Take each line containing "year" and report it exactly as written.

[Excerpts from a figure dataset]
===

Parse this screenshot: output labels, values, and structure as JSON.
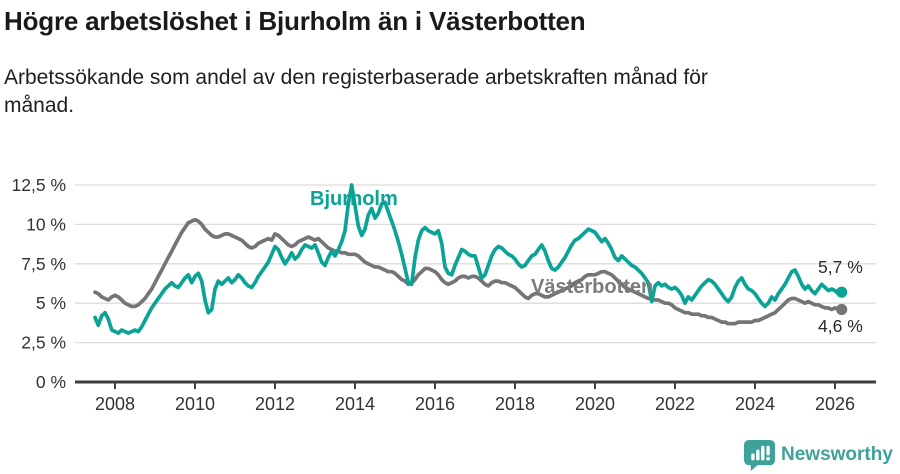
{
  "header": {
    "title": "Högre arbetslöshet i Bjurholm än i Västerbotten",
    "subtitle": "Arbetssökande som andel av den registerbaserade arbetskraften månad för månad.",
    "subtitle_lines": [
      "Arbetssökande som andel av den registerbaserade arbetskraften månad för",
      "månad."
    ]
  },
  "footer": {
    "brand": "Newsworthy",
    "logo_icon": "newsworthy-speech-bubble-bar-chart-icon"
  },
  "colors": {
    "bjurholm_line": "#0aa396",
    "vasterbotten_line": "#757575",
    "vasterbotten_label": "#7b7b7b",
    "grid": "#dcdcdc",
    "axis": "#3d3d3d",
    "tick_text": "#333333",
    "annotation_text": "#2b2b2b",
    "brand_teal": "#3fa29a",
    "title_text": "#1a1a1a"
  },
  "chart_data": {
    "type": "line",
    "title": "Högre arbetslöshet i Bjurholm än i Västerbotten",
    "subtitle": "Arbetssökande som andel av den registerbaserade arbetskraften månad för månad.",
    "unit": "%",
    "frequency": "monthly",
    "x_start": "2007-07",
    "x_end": "2026-03",
    "ylim": [
      0,
      13.2
    ],
    "grid": "horizontal-only",
    "legend_position": "inline-labels",
    "y_ticks": [
      {
        "label": "0 %",
        "value": 0
      },
      {
        "label": "2,5 %",
        "value": 2.5
      },
      {
        "label": "5 %",
        "value": 5
      },
      {
        "label": "7,5 %",
        "value": 7.5
      },
      {
        "label": "10 %",
        "value": 10
      },
      {
        "label": "12,5 %",
        "value": 12.5
      }
    ],
    "x_ticks": [
      {
        "label": "2008",
        "year": 2008
      },
      {
        "label": "2010",
        "year": 2010
      },
      {
        "label": "2012",
        "year": 2012
      },
      {
        "label": "2014",
        "year": 2014
      },
      {
        "label": "2016",
        "year": 2016
      },
      {
        "label": "2018",
        "year": 2018
      },
      {
        "label": "2020",
        "year": 2020
      },
      {
        "label": "2022",
        "year": 2022
      },
      {
        "label": "2024",
        "year": 2024
      },
      {
        "label": "2026",
        "year": 2026
      }
    ],
    "series": [
      {
        "name": "Bjurholm",
        "color": "#0aa396",
        "end_label": "5,7 %",
        "end_value": 5.7,
        "values": [
          4.1,
          3.6,
          4.2,
          4.4,
          4.0,
          3.3,
          3.2,
          3.1,
          3.3,
          3.2,
          3.1,
          3.2,
          3.3,
          3.2,
          3.5,
          3.9,
          4.3,
          4.7,
          5.0,
          5.3,
          5.6,
          5.9,
          6.1,
          6.3,
          6.1,
          6.0,
          6.3,
          6.6,
          6.8,
          6.3,
          6.7,
          6.9,
          6.4,
          5.2,
          4.4,
          4.6,
          5.9,
          6.4,
          6.2,
          6.4,
          6.6,
          6.3,
          6.5,
          6.8,
          6.6,
          6.3,
          6.1,
          6.0,
          6.3,
          6.7,
          7.0,
          7.3,
          7.6,
          8.1,
          8.6,
          8.4,
          7.9,
          7.5,
          7.8,
          8.2,
          7.8,
          8.0,
          8.4,
          8.7,
          8.6,
          8.5,
          8.7,
          8.2,
          7.6,
          7.4,
          7.9,
          8.3,
          8.0,
          8.4,
          8.9,
          9.6,
          11.3,
          12.5,
          11.2,
          9.9,
          9.3,
          9.7,
          10.6,
          11.0,
          10.4,
          10.7,
          11.3,
          11.4,
          10.8,
          10.2,
          9.6,
          8.9,
          8.1,
          7.2,
          6.3,
          6.2,
          7.9,
          9.0,
          9.6,
          9.8,
          9.6,
          9.5,
          9.4,
          9.6,
          8.8,
          7.3,
          6.9,
          6.8,
          7.4,
          7.9,
          8.4,
          8.3,
          8.1,
          8.0,
          8.0,
          7.3,
          6.6,
          6.8,
          7.4,
          8.0,
          8.4,
          8.6,
          8.5,
          8.3,
          8.1,
          8.0,
          7.8,
          7.5,
          7.3,
          7.4,
          7.7,
          8.0,
          8.1,
          8.4,
          8.7,
          8.3,
          7.7,
          7.2,
          7.1,
          7.3,
          7.6,
          7.9,
          8.3,
          8.7,
          9.0,
          9.1,
          9.3,
          9.5,
          9.7,
          9.6,
          9.5,
          9.2,
          8.9,
          9.1,
          8.8,
          8.4,
          7.9,
          7.7,
          8.0,
          7.8,
          7.6,
          7.4,
          7.3,
          7.1,
          6.9,
          6.6,
          6.3,
          5.1,
          6.1,
          6.3,
          6.1,
          6.2,
          6.0,
          5.9,
          6.0,
          5.8,
          5.5,
          5.0,
          5.4,
          5.2,
          5.5,
          5.8,
          6.1,
          6.3,
          6.5,
          6.4,
          6.2,
          5.9,
          5.6,
          5.3,
          5.1,
          5.4,
          6.0,
          6.4,
          6.6,
          6.2,
          5.9,
          5.8,
          5.6,
          5.3,
          5.0,
          4.8,
          5.0,
          5.4,
          5.2,
          5.6,
          5.9,
          6.2,
          6.6,
          7.0,
          7.1,
          6.7,
          6.2,
          5.9,
          6.1,
          5.8,
          5.6,
          5.9,
          6.2,
          6.0,
          5.8,
          5.9,
          5.8,
          5.6,
          5.7
        ]
      },
      {
        "name": "Västerbotten",
        "color": "#757575",
        "end_label": "4,6 %",
        "end_value": 4.6,
        "values": [
          5.7,
          5.6,
          5.4,
          5.3,
          5.2,
          5.4,
          5.5,
          5.4,
          5.2,
          5.0,
          4.9,
          4.8,
          4.8,
          4.9,
          5.1,
          5.3,
          5.6,
          5.9,
          6.3,
          6.7,
          7.1,
          7.5,
          7.9,
          8.3,
          8.7,
          9.1,
          9.5,
          9.8,
          10.1,
          10.2,
          10.3,
          10.2,
          10.0,
          9.7,
          9.5,
          9.3,
          9.2,
          9.2,
          9.3,
          9.4,
          9.4,
          9.3,
          9.2,
          9.1,
          9.0,
          8.8,
          8.6,
          8.5,
          8.6,
          8.8,
          8.9,
          9.0,
          9.1,
          9.0,
          9.4,
          9.3,
          9.1,
          8.9,
          8.7,
          8.6,
          8.7,
          8.9,
          9.0,
          9.1,
          9.2,
          9.1,
          9.0,
          9.1,
          8.9,
          8.7,
          8.5,
          8.4,
          8.3,
          8.3,
          8.2,
          8.2,
          8.1,
          8.1,
          8.1,
          8.0,
          7.8,
          7.6,
          7.5,
          7.4,
          7.3,
          7.3,
          7.2,
          7.1,
          7.0,
          7.0,
          6.9,
          6.7,
          6.5,
          6.4,
          6.2,
          6.3,
          6.5,
          6.8,
          7.0,
          7.2,
          7.2,
          7.1,
          7.0,
          6.8,
          6.5,
          6.3,
          6.2,
          6.3,
          6.4,
          6.6,
          6.7,
          6.7,
          6.6,
          6.7,
          6.7,
          6.6,
          6.4,
          6.2,
          6.1,
          6.3,
          6.4,
          6.4,
          6.3,
          6.3,
          6.2,
          6.1,
          6.0,
          5.8,
          5.6,
          5.4,
          5.3,
          5.5,
          5.6,
          5.6,
          5.5,
          5.4,
          5.4,
          5.5,
          5.6,
          5.7,
          5.8,
          5.9,
          6.0,
          6.1,
          6.3,
          6.4,
          6.5,
          6.7,
          6.8,
          6.8,
          6.8,
          6.9,
          7.0,
          7.0,
          6.9,
          6.8,
          6.6,
          6.4,
          6.2,
          6.0,
          5.9,
          5.8,
          5.7,
          5.6,
          5.5,
          5.4,
          5.3,
          5.3,
          5.2,
          5.2,
          5.1,
          5.0,
          5.0,
          4.9,
          4.7,
          4.6,
          4.5,
          4.4,
          4.4,
          4.3,
          4.3,
          4.3,
          4.2,
          4.2,
          4.1,
          4.1,
          4.0,
          3.9,
          3.8,
          3.8,
          3.7,
          3.7,
          3.7,
          3.8,
          3.8,
          3.8,
          3.8,
          3.8,
          3.9,
          3.9,
          4.0,
          4.1,
          4.2,
          4.3,
          4.4,
          4.6,
          4.8,
          5.0,
          5.2,
          5.3,
          5.3,
          5.2,
          5.1,
          5.0,
          5.1,
          5.0,
          4.9,
          4.9,
          4.8,
          4.7,
          4.7,
          4.6,
          4.7,
          4.6,
          4.6
        ]
      }
    ]
  }
}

===

▶ **RIGHT ANSWER**:
        "year": 2008
        "year": 2010
        "year": 2012
        "year": 2014
        "year": 2016
        "year": 2018
        "year": 2020
        "year": 2022
        "year": 2024
        "year": 2026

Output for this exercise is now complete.